▶ **PROBLEM REQUIREMENTS**: Copy out all the entries exactly.

▶ **DATA RECORDS**:
_____
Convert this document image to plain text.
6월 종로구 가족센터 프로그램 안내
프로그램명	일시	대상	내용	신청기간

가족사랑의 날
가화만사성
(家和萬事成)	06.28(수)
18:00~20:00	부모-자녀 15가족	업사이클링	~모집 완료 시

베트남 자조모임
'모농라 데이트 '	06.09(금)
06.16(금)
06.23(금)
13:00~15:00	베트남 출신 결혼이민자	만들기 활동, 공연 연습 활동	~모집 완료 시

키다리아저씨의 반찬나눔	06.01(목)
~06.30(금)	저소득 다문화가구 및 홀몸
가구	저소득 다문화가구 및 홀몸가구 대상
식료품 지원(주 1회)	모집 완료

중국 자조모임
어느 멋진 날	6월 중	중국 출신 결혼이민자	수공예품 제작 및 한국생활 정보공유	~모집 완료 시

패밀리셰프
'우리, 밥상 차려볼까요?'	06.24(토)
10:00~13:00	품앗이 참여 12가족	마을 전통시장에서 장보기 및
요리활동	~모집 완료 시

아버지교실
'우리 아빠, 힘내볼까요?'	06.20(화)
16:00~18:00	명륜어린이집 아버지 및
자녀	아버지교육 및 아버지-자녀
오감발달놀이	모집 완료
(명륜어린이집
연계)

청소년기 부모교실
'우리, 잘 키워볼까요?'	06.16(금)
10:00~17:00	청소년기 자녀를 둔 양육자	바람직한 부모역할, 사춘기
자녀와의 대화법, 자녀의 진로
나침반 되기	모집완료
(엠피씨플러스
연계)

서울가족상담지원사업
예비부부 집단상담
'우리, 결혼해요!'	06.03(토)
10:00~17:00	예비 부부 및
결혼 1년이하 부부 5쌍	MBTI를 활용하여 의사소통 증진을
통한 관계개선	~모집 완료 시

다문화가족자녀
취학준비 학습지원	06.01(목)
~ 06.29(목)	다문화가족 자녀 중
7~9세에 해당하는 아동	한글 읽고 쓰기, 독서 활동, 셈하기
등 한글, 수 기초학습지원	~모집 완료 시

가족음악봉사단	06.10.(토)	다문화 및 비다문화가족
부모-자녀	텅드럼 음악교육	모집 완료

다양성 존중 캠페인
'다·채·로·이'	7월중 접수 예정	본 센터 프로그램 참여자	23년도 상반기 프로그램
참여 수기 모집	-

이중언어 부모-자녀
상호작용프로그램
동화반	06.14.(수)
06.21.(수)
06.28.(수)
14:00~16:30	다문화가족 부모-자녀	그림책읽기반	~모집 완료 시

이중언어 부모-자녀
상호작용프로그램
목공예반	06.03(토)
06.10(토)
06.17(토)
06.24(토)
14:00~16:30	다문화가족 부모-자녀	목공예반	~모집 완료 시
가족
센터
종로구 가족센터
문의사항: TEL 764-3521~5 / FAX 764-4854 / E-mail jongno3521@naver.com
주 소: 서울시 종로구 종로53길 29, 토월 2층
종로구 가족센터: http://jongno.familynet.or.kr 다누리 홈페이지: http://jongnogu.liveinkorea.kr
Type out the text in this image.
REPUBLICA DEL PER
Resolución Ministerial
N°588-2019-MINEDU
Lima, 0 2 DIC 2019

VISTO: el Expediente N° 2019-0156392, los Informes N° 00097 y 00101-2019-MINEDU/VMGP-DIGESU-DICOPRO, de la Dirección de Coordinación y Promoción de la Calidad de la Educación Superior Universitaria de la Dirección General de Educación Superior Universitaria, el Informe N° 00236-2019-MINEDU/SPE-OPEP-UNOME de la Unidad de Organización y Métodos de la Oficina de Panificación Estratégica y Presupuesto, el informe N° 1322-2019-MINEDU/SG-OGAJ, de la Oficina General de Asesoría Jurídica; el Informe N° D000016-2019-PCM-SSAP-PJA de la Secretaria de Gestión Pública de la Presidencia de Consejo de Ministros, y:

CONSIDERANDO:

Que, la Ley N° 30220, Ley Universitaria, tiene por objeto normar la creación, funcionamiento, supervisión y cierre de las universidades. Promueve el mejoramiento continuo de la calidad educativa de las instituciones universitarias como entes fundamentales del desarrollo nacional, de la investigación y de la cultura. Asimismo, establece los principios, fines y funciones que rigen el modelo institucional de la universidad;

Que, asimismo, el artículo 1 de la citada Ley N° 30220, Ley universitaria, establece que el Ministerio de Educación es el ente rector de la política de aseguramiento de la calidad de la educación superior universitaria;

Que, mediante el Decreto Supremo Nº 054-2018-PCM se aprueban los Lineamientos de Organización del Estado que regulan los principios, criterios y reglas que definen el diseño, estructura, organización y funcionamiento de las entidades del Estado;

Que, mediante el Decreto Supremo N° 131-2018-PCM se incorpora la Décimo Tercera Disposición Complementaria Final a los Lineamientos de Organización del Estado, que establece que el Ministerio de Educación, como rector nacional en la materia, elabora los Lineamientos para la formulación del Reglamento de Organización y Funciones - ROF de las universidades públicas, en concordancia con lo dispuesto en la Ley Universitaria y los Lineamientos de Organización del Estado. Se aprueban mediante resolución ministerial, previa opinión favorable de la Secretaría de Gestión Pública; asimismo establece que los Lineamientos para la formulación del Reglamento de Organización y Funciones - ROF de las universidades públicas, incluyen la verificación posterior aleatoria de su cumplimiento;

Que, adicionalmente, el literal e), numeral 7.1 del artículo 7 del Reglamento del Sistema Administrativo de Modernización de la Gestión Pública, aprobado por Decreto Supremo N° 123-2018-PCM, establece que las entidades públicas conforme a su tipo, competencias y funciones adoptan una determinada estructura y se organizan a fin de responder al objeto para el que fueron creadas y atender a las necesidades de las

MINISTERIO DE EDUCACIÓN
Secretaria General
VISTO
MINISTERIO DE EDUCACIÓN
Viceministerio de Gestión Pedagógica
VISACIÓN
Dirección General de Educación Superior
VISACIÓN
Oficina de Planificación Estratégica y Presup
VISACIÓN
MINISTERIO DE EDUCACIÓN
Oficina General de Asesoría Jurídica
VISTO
_____
▶ **RESPONSE BELOW**:
Convert this document image to plain text.
6월 종로구 가족센터 프로그램 안내
프로그램명	일시	대상	내용	신청기간

가족사랑의 날
가화만사성
(家和萬事成)	06.28(수)
18:00~20:00	부모-자녀 15가족	업사이클링	~모집 완료 시

베트남 자조모임
'모농라 데이트 '	06.09(금)
06.16(금)
06.23(금)
13:00~15:00	베트남 출신 결혼이민자	만들기 활동, 공연 연습 활동	~모집 완료 시

키다리아저씨의 반찬나눔	06.01(목)
~06.30(금)	저소득 다문화가구 및 홀몸
가구	저소득 다문화가구 및 홀몸가구 대상
식료품 지원(주 1회)	모집 완료

중국 자조모임
어느 멋진 날	6월 중	중국 출신 결혼이민자	수공예품 제작 및 한국생활 정보공유	~모집 완료 시

패밀리셰프
'우리, 밥상 차려볼까요?'	06.24(토)
10:00~13:00	품앗이 참여 12가족	마을 전통시장에서 장보기 및
요리활동	~모집 완료 시

아버지교실
'우리 아빠, 힘내볼까요?'	06.20(화)
16:00~18:00	명륜어린이집 아버지 및
자녀	아버지교육 및 아버지-자녀
오감발달놀이	모집 완료
(명륜어린이집
연계)

청소년기 부모교실
'우리, 잘 키워볼까요?'	06.16(금)
10:00~17:00	청소년기 자녀를 둔 양육자	바람직한 부모역할, 사춘기
자녀와의 대화법, 자녀의 진로
나침반 되기	모집완료
(엠피씨플러스
연계)

서울가족상담지원사업
예비부부 집단상담
'우리, 결혼해요!'	06.03(토)
10:00~17:00	예비 부부 및
결혼 1년이하 부부 5쌍	MBTI를 활용하여 의사소통 증진을
통한 관계개선	~모집 완료 시

다문화가족자녀
취학준비 학습지원	06.01(목)
~ 06.29(목)	다문화가족 자녀 중
7~9세에 해당하는 아동	한글 읽고 쓰기, 독서 활동, 셈하기
등 한글, 수 기초학습지원	~모집 완료 시

가족음악봉사단	06.10.(토)	다문화 및 비다문화가족
부모-자녀	텅드럼 음악교육	모집 완료

다양성 존중 캠페인
'다·채·로·이'	7월중 접수 예정	본 센터 프로그램 참여자	23년도 상반기 프로그램
참여 수기 모집	-

이중언어 부모-자녀
상호작용프로그램
동화반	06.14.(수)
06.21.(수)
06.28.(수)
14:00~16:30	다문화가족 부모-자녀	그림책읽기반	~모집 완료 시

이중언어 부모-자녀
상호작용프로그램
목공예반	06.03(토)
06.10(토)
06.17(토)
06.24(토)
14:00~16:30	다문화가족 부모-자녀	목공예반	~모집 완료 시
가족
센터
종로구 가족센터
문의사항: TEL 764-3521~5 / FAX 764-4854 / E-mail jongno3521@naver.com
주 소: 서울시 종로구 종로53길 29, 토월 2층
종로구 가족센터: http://jongno.familynet.or.kr 다누리 홈페이지: http://jongnogu.liveinkorea.kr
Type out the text in this image.
REPUBLICA DEL PER
Resolución Ministerial
N°588-2019-MINEDU
Lima, 0 2 DIC 2019

VISTO: el Expediente N° 2019-0156392, los Informes N° 00097 y 00101-2019-MINEDU/VMGP-DIGESU-DICOPRO, de la Dirección de Coordinación y Promoción de la Calidad de la Educación Superior Universitaria de la Dirección General de Educación Superior Universitaria, el Informe N° 00236-2019-MINEDU/SPE-OPEP-UNOME de la Unidad de Organización y Métodos de la Oficina de Panificación Estratégica y Presupuesto, el informe N° 1322-2019-MINEDU/SG-OGAJ, de la Oficina General de Asesoría Jurídica; el Informe N° D000016-2019-PCM-SSAP-PJA de la Secretaria de Gestión Pública de la Presidencia de Consejo de Ministros, y:

CONSIDERANDO:

Que, la Ley N° 30220, Ley Universitaria, tiene por objeto normar la creación, funcionamiento, supervisión y cierre de las universidades. Promueve el mejoramiento continuo de la calidad educativa de las instituciones universitarias como entes fundamentales del desarrollo nacional, de la investigación y de la cultura. Asimismo, establece los principios, fines y funciones que rigen el modelo institucional de la universidad;

Que, asimismo, el artículo 1 de la citada Ley N° 30220, Ley universitaria, establece que el Ministerio de Educación es el ente rector de la política de aseguramiento de la calidad de la educación superior universitaria;

Que, mediante el Decreto Supremo Nº 054-2018-PCM se aprueban los Lineamientos de Organización del Estado que regulan los principios, criterios y reglas que definen el diseño, estructura, organización y funcionamiento de las entidades del Estado;

Que, mediante el Decreto Supremo N° 131-2018-PCM se incorpora la Décimo Tercera Disposición Complementaria Final a los Lineamientos de Organización del Estado, que establece que el Ministerio de Educación, como rector nacional en la materia, elabora los Lineamientos para la formulación del Reglamento de Organización y Funciones - ROF de las universidades públicas, en concordancia con lo dispuesto en la Ley Universitaria y los Lineamientos de Organización del Estado. Se aprueban mediante resolución ministerial, previa opinión favorable de la Secretaría de Gestión Pública; asimismo establece que los Lineamientos para la formulación del Reglamento de Organización y Funciones - ROF de las universidades públicas, incluyen la verificación posterior aleatoria de su cumplimiento;

Que, adicionalmente, el literal e), numeral 7.1 del artículo 7 del Reglamento del Sistema Administrativo de Modernización de la Gestión Pública, aprobado por Decreto Supremo N° 123-2018-PCM, establece que las entidades públicas conforme a su tipo, competencias y funciones adoptan una determinada estructura y se organizan a fin de responder al objeto para el que fueron creadas y atender a las necesidades de las

MINISTERIO DE EDUCACIÓN
Secretaria General
VISTO
MINISTERIO DE EDUCACIÓN
Viceministerio de Gestión Pedagógica
VISACIÓN
Dirección General de Educación Superior
VISACIÓN
Oficina de Planificación Estratégica y Presup
VISACIÓN
MINISTERIO DE EDUCACIÓN
Oficina General de Asesoría Jurídica
VISTO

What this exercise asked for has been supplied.